Data entries:
○ ○ ○ ○
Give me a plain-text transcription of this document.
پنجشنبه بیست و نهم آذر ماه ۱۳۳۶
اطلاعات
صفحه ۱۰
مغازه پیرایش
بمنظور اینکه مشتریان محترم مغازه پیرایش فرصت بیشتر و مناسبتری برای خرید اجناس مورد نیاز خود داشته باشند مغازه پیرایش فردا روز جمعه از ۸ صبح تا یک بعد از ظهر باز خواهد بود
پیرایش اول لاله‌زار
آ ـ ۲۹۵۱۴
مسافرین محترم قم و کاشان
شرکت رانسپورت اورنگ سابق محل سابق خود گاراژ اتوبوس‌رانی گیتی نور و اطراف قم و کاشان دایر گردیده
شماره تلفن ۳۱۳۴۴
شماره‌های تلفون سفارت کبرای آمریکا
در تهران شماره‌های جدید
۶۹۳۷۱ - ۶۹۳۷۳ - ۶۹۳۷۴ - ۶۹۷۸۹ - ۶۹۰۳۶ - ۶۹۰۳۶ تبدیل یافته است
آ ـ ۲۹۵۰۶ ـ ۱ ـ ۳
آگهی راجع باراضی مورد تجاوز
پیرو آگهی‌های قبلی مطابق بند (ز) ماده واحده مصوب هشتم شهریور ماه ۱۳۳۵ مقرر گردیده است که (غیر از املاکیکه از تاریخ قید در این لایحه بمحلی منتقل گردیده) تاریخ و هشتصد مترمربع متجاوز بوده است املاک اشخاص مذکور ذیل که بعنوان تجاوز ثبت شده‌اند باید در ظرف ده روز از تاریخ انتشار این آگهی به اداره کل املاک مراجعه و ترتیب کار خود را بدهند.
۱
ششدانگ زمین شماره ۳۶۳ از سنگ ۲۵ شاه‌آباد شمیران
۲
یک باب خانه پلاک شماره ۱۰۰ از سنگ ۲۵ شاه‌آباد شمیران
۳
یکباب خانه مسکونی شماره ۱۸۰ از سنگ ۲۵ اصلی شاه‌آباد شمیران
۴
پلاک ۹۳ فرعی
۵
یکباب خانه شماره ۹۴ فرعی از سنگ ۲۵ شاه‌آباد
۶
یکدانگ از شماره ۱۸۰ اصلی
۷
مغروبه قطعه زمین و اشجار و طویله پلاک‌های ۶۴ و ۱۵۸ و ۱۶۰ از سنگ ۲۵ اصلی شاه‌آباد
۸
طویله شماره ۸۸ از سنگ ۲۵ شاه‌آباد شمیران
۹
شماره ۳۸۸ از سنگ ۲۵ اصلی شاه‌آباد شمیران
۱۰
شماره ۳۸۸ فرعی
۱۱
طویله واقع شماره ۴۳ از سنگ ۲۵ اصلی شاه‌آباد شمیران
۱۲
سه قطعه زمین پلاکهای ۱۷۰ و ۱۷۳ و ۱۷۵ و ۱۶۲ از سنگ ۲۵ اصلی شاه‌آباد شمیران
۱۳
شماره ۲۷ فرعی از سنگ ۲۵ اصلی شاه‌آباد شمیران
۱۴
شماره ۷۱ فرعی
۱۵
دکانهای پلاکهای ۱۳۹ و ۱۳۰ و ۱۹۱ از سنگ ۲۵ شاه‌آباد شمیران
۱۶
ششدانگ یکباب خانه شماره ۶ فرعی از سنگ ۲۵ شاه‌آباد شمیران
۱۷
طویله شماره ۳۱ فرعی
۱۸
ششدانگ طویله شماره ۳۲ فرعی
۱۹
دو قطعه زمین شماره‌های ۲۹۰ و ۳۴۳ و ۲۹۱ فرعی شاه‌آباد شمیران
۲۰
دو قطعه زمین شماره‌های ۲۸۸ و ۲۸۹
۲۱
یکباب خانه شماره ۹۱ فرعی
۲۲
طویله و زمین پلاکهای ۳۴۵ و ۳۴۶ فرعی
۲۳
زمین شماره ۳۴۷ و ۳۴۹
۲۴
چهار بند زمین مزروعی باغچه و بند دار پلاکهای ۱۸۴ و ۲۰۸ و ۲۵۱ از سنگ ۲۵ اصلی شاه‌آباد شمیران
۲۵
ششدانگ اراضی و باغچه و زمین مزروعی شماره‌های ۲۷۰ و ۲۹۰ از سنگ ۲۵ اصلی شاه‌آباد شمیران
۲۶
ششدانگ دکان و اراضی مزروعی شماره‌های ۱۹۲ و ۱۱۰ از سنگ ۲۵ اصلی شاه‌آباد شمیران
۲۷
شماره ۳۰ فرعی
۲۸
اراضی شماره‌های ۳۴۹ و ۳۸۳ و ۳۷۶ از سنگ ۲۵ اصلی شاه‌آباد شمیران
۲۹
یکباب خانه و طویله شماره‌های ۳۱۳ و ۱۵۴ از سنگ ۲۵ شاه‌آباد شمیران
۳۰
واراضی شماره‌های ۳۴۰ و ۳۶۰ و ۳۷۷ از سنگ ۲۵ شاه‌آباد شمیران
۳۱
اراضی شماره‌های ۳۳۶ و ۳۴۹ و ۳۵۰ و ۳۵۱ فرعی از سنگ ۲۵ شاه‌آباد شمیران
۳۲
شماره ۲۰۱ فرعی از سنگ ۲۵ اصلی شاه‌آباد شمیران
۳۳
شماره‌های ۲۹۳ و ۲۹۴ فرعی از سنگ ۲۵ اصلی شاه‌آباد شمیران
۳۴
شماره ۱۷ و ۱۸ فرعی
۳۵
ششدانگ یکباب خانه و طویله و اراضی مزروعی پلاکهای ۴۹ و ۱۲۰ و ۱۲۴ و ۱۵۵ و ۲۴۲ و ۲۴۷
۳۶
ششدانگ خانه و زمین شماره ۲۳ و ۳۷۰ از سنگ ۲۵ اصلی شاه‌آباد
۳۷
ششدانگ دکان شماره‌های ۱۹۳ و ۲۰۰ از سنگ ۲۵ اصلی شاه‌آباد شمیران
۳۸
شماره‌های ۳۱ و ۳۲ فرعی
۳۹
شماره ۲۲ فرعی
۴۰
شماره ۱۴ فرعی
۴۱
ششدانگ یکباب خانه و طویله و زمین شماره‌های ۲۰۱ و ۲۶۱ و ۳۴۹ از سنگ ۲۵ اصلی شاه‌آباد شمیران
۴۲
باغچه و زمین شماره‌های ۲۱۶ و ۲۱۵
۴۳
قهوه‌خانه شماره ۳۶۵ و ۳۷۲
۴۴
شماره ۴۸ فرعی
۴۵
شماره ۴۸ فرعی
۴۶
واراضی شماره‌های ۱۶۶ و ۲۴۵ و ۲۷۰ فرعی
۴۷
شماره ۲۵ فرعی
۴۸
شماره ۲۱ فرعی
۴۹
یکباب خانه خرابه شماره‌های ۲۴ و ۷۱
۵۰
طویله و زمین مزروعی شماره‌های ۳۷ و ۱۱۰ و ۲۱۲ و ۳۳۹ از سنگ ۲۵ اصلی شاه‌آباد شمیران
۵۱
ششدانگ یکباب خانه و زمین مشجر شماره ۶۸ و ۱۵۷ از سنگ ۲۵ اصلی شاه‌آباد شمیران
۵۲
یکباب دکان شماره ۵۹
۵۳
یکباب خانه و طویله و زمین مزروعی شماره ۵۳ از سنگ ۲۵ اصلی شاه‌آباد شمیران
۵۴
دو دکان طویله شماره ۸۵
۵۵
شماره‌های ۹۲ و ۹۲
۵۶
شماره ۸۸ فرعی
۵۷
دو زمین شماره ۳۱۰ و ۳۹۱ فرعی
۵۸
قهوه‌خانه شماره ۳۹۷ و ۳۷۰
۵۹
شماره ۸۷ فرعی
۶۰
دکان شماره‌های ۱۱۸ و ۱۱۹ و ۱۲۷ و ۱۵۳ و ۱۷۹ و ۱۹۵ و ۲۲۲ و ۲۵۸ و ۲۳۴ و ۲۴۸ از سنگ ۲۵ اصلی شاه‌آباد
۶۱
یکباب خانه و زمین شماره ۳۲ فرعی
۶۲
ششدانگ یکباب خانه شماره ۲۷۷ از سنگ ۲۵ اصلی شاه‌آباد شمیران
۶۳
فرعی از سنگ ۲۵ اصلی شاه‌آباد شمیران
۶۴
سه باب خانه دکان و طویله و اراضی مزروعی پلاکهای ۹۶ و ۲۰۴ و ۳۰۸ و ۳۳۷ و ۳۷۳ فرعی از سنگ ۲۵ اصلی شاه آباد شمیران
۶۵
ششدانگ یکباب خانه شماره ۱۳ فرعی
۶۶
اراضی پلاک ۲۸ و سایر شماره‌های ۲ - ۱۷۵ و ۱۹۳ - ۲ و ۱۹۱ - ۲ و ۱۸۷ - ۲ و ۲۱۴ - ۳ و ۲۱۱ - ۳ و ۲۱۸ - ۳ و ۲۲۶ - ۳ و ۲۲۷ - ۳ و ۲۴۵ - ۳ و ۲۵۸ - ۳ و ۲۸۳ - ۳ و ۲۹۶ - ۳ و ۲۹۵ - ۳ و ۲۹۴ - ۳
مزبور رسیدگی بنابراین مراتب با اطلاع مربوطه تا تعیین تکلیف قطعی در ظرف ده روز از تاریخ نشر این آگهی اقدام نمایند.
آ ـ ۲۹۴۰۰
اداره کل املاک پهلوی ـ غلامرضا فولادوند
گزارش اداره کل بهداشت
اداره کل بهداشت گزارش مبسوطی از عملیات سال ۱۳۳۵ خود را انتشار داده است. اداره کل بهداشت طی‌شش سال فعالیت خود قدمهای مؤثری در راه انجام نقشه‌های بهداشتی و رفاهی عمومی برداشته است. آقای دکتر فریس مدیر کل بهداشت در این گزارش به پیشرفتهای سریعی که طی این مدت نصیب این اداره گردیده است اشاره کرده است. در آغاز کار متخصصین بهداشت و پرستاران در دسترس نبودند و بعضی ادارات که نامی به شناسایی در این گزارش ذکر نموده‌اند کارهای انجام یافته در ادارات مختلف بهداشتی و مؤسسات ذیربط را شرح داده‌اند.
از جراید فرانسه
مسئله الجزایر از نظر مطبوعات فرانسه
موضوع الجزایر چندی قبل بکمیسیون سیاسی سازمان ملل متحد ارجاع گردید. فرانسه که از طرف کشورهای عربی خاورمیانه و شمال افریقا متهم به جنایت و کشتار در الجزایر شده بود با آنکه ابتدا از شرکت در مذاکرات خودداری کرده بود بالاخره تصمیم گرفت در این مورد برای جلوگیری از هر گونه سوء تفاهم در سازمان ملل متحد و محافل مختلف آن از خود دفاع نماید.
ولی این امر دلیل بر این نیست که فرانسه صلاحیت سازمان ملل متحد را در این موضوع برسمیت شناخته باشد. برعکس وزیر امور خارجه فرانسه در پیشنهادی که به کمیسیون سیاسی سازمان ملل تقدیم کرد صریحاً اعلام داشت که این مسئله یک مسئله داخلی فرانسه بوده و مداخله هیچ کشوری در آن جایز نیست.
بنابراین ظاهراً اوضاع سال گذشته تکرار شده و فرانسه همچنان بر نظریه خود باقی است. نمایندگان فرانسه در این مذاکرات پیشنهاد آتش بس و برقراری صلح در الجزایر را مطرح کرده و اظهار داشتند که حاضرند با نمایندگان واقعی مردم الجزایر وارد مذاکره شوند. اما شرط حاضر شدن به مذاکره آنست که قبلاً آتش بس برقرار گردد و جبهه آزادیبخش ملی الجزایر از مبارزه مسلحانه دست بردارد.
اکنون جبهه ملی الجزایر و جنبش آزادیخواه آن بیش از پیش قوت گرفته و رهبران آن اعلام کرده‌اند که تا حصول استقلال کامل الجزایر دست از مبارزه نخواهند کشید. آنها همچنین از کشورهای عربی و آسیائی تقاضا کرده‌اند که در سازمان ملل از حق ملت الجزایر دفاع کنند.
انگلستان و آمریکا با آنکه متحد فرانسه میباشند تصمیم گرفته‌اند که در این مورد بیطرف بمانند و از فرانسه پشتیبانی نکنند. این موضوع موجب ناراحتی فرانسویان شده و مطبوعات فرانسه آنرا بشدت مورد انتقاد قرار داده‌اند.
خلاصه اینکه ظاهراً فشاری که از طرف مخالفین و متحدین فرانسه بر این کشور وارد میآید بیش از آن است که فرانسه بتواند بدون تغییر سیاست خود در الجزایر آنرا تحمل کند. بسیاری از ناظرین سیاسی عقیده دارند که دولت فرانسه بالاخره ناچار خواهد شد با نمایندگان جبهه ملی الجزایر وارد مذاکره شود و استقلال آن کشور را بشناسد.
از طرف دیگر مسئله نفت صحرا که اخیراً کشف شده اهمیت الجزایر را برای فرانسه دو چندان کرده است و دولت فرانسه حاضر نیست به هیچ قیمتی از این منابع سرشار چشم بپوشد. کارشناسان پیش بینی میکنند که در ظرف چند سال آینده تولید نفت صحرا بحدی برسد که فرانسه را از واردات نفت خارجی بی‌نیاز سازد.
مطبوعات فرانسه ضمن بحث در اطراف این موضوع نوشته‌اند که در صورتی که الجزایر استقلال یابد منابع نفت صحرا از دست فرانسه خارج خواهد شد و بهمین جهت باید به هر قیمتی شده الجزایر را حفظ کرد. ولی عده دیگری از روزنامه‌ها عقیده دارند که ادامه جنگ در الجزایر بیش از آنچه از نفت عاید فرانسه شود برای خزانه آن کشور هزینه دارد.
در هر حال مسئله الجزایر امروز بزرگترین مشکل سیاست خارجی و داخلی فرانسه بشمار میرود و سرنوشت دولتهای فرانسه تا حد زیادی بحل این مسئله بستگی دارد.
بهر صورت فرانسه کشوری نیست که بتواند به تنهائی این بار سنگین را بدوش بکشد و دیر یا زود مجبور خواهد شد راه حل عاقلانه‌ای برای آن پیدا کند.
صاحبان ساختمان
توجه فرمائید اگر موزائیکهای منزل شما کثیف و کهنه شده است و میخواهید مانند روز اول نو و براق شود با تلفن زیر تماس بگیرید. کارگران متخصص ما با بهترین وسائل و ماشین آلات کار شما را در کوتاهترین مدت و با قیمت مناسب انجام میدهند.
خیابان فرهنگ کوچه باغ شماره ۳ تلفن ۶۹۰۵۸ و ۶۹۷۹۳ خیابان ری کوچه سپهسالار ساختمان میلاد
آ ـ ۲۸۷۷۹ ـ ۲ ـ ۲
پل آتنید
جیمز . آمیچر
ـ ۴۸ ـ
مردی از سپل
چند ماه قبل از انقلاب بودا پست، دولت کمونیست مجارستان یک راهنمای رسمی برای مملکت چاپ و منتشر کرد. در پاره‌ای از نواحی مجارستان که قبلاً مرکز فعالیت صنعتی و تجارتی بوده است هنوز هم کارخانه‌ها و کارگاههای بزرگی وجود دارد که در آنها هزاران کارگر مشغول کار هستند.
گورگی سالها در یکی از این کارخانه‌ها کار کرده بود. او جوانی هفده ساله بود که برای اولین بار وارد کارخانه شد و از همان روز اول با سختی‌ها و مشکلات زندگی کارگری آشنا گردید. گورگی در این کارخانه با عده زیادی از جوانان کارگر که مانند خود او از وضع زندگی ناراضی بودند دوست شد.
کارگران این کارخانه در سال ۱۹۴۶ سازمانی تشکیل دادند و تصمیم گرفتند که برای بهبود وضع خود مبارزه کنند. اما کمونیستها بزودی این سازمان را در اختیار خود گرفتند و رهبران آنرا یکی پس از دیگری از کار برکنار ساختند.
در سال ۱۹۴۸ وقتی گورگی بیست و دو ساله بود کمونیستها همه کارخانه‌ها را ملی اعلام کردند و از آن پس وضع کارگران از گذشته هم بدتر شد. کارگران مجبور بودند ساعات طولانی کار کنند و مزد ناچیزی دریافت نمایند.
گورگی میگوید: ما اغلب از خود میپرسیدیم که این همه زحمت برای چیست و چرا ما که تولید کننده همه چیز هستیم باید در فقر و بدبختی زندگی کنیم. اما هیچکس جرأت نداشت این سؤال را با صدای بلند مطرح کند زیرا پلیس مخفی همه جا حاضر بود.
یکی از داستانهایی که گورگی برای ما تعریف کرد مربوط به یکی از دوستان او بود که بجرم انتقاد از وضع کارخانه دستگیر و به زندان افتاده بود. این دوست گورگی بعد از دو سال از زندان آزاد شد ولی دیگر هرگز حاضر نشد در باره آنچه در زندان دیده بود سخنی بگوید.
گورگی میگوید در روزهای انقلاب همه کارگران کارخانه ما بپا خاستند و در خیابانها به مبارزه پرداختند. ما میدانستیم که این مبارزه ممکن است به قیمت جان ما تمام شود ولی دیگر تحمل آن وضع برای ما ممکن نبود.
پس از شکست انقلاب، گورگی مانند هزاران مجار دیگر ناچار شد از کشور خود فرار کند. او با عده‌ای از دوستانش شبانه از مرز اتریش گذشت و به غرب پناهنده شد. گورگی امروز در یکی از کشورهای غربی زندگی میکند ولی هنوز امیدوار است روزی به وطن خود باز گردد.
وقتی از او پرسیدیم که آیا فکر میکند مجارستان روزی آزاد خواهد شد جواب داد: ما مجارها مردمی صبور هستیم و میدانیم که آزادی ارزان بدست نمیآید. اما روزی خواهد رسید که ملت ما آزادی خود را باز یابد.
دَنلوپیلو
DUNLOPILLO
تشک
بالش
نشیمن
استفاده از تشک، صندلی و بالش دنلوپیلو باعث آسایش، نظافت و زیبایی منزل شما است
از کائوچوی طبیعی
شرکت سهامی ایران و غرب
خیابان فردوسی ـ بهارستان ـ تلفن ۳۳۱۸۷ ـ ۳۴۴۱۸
○ ○ ○ ○
Your objective | From the records above, pick out and copy each line holding the word "میکند".

Solution |
پس از شکست انقلاب، گورگی مانند هزاران مجار دیگر ناچار شد از کشور خود فرار کند. او با عده‌ای از دوستانش شبانه از مرز اتریش گذشت و به غرب پناهنده شد. گورگی امروز در یکی از کشورهای غربی زندگی میکند ولی هنوز امیدوار است روزی به وطن خود باز گردد.
وقتی از او پرسیدیم که آیا فکر میکند مجارستان روزی آزاد خواهد شد جواب داد: ما مجارها مردمی صبور هستیم و میدانیم که آزادی ارزان بدست نمیآید. اما روزی خواهد رسید که ملت ما آزادی خود را باز یابد.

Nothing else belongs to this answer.